(Data entries)

....................

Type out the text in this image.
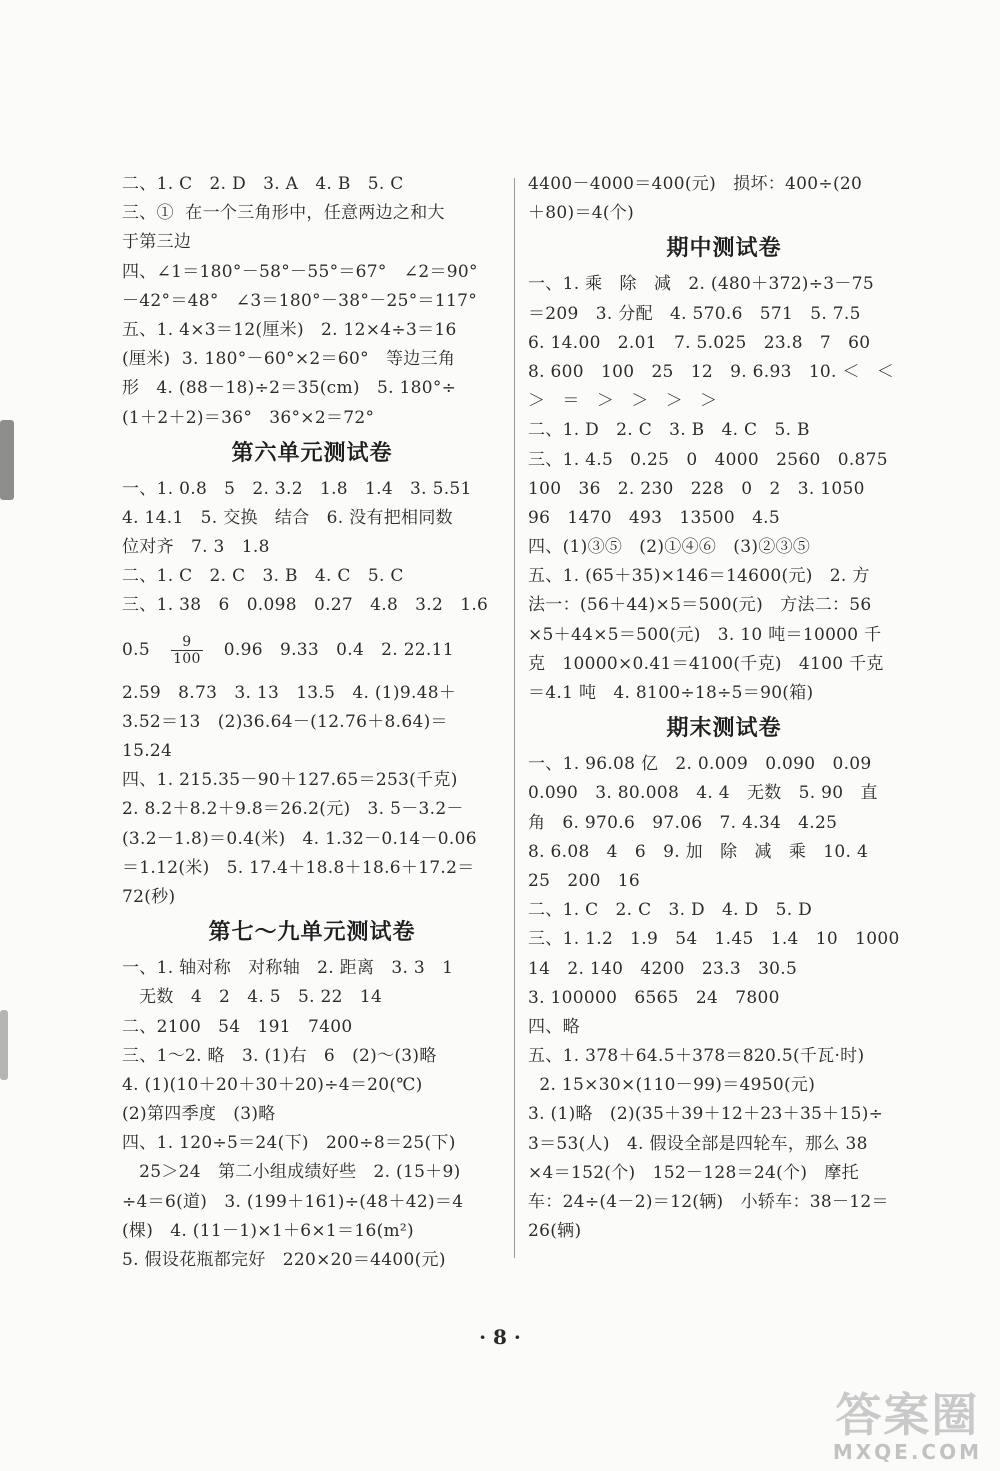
二、1. C   2. D   3. A   4. B   5. C
三、①  在一个三角形中，任意两边之和大
于第三边
四、∠1＝180°－58°－55°＝67°   ∠2＝90°
－42°＝48°   ∠3＝180°－38°－25°＝117°
五、1. 4×3＝12(厘米)   2. 12×4÷3＝16
(厘米)  3. 180°－60°×2＝60°   等边三角
形   4. (88－18)÷2＝35(cm)   5. 180°÷
(1＋2＋2)＝36°   36°×2＝72°
第六单元测试卷
一、1. 0.8   5   2. 3.2   1.8   1.4   3. 5.51
4. 14.1   5. 交换   结合   6. 没有把相同数
位对齐   7. 3   1.8
二、1. C   2. C   3. B   4. C   5. C
三、1. 38   6   0.098   0.27   4.8   3.2   1.6
$0.5 \frac{9}{100} 0.96$   9.33   0.4   2. 22.11
2.59   8.73   3. 13   13.5   4. (1)9.48＋
3.52＝13   (2)36.64－(12.76＋8.64)＝
15.24
四、1. 215.35－90＋127.65＝253(千克)
2. 8.2＋8.2＋9.8＝26.2(元)   3. 5－3.2－
(3.2－1.8)＝0.4(米)   4. 1.32－0.14－0.06
＝1.12(米)   5. 17.4＋18.8＋18.6＋17.2＝
72(秒)
第七～九单元测试卷
一、1. 轴对称   对称轴   2. 距离   3. 3   1
无数   4   2   4. 5   5. 22   14
二、2100   54   191   7400
三、1～2. 略   3. (1)右   6   (2)～(3)略
4. (1)(10＋20＋30＋20)÷4＝20(℃)
(2)第四季度   (3)略
四、1. 120÷5＝24(下)   200÷8＝25(下)
25＞24   第二小组成绩好些   2. (15＋9)
÷4＝6(道)   3. (199＋161)÷(48＋42)＝4
(棵)   4. (11－1)×1＋6×1＝16(m²)
5. 假设花瓶都完好   220×20＝4400(元)
4400－4000＝400(元)   损坏：400÷(20
＋80)＝4(个)
期中测试卷
一、1. 乘   除   减   2. (480＋372)÷3－75
＝209   3. 分配   4. 570.6   571   5. 7.5
6. 14.00   2.01   7. 5.025   23.8   7   60
8. 600   100   25   12   9. 6.93   10. ＜   ＜
＞   ＝   ＞   ＞   ＞   ＞
二、1. D   2. C   3. B   4. C   5. B
三、1. 4.5   0.25   0   4000   2560   0.875
100   36   2. 230   228   0   2   3. 1050
96   1470   493   13500   4.5
四、(1)③⑤   (2)①④⑥   (3)②③⑤
五、1. (65＋35)×146＝14600(元)   2. 方
法一：(56＋44)×5＝500(元)   方法二：56
×5＋44×5＝500(元)   3. 10 吨＝10000 千
克   10000×0.41＝4100(千克)   4100 千克
＝4.1 吨   4. 8100÷18÷5＝90(箱)
期末测试卷
一、1. 96.08 亿   2. 0.009   0.090   0.09
0.090   3. 80.008   4. 4   无数   5. 90   直
角   6. 970.6   97.06   7. 4.34   4.25
8. 6.08   4   6   9. 加   除   减   乘   10. 4
25   200   16
二、1. C   2. C   3. D   4. D   5. D
三、1. 1.2   1.9   54   1.45   1.4   10   1000
14   2. 140   4200   23.3   30.5
3. 100000   6565   24   7800
四、略
五、1. 378＋64.5＋378＝820.5(千瓦·时)
2. 15×30×(110－99)＝4950(元)
3. (1)略   (2)(35＋39＋12＋23＋35＋15)÷
3＝53(人)   4. 假设全部是四轮车，那么 38
×4＝152(个)   152－128＝24(个)   摩托
车：24÷(4－2)＝12(辆)   小轿车：38－12＝
26(辆)
· 8 ·
答案圈
MXQE.COM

....................

WHAT IS BEING ASKED:
Restate the records word for word, omitting images.

RESPONSE BELOW:
Type out the text in this image.
二、1. C   2. D   3. A   4. B   5. C
三、①  在一个三角形中，任意两边之和大
于第三边
四、∠1＝180°－58°－55°＝67°   ∠2＝90°
－42°＝48°   ∠3＝180°－38°－25°＝117°
五、1. 4×3＝12(厘米)   2. 12×4÷3＝16
(厘米)  3. 180°－60°×2＝60°   等边三角
形   4. (88－18)÷2＝35(cm)   5. 180°÷
(1＋2＋2)＝36°   36°×2＝72°
第六单元测试卷
一、1. 0.8   5   2. 3.2   1.8   1.4   3. 5.51
4. 14.1   5. 交换   结合   6. 没有把相同数
位对齐   7. 3   1.8
二、1. C   2. C   3. B   4. C   5. C
三、1. 38   6   0.098   0.27   4.8   3.2   1.6
$0.5 \frac{9}{100} 0.96$   9.33   0.4   2. 22.11
2.59   8.73   3. 13   13.5   4. (1)9.48＋
3.52＝13   (2)36.64－(12.76＋8.64)＝
15.24
四、1. 215.35－90＋127.65＝253(千克)
2. 8.2＋8.2＋9.8＝26.2(元)   3. 5－3.2－
(3.2－1.8)＝0.4(米)   4. 1.32－0.14－0.06
＝1.12(米)   5. 17.4＋18.8＋18.6＋17.2＝
72(秒)
第七～九单元测试卷
一、1. 轴对称   对称轴   2. 距离   3. 3   1
无数   4   2   4. 5   5. 22   14
二、2100   54   191   7400
三、1～2. 略   3. (1)右   6   (2)～(3)略
4. (1)(10＋20＋30＋20)÷4＝20(℃)
(2)第四季度   (3)略
四、1. 120÷5＝24(下)   200÷8＝25(下)
25＞24   第二小组成绩好些   2. (15＋9)
÷4＝6(道)   3. (199＋161)÷(48＋42)＝4
(棵)   4. (11－1)×1＋6×1＝16(m²)
5. 假设花瓶都完好   220×20＝4400(元)
4400－4000＝400(元)   损坏：400÷(20
＋80)＝4(个)
期中测试卷
一、1. 乘   除   减   2. (480＋372)÷3－75
＝209   3. 分配   4. 570.6   571   5. 7.5
6. 14.00   2.01   7. 5.025   23.8   7   60
8. 600   100   25   12   9. 6.93   10. ＜   ＜
＞   ＝   ＞   ＞   ＞   ＞
二、1. D   2. C   3. B   4. C   5. B
三、1. 4.5   0.25   0   4000   2560   0.875
100   36   2. 230   228   0   2   3. 1050
96   1470   493   13500   4.5
四、(1)③⑤   (2)①④⑥   (3)②③⑤
五、1. (65＋35)×146＝14600(元)   2. 方
法一：(56＋44)×5＝500(元)   方法二：56
×5＋44×5＝500(元)   3. 10 吨＝10000 千
克   10000×0.41＝4100(千克)   4100 千克
＝4.1 吨   4. 8100÷18÷5＝90(箱)
期末测试卷
一、1. 96.08 亿   2. 0.009   0.090   0.09
0.090   3. 80.008   4. 4   无数   5. 90   直
角   6. 970.6   97.06   7. 4.34   4.25
8. 6.08   4   6   9. 加   除   减   乘   10. 4
25   200   16
二、1. C   2. C   3. D   4. D   5. D
三、1. 1.2   1.9   54   1.45   1.4   10   1000
14   2. 140   4200   23.3   30.5
3. 100000   6565   24   7800
四、略
五、1. 378＋64.5＋378＝820.5(千瓦·时)
2. 15×30×(110－99)＝4950(元)
3. (1)略   (2)(35＋39＋12＋23＋35＋15)÷
3＝53(人)   4. 假设全部是四轮车，那么 38
×4＝152(个)   152－128＝24(个)   摩托
车：24÷(4－2)＝12(辆)   小轿车：38－12＝
26(辆)
· 8 ·
答案圈
MXQE.COM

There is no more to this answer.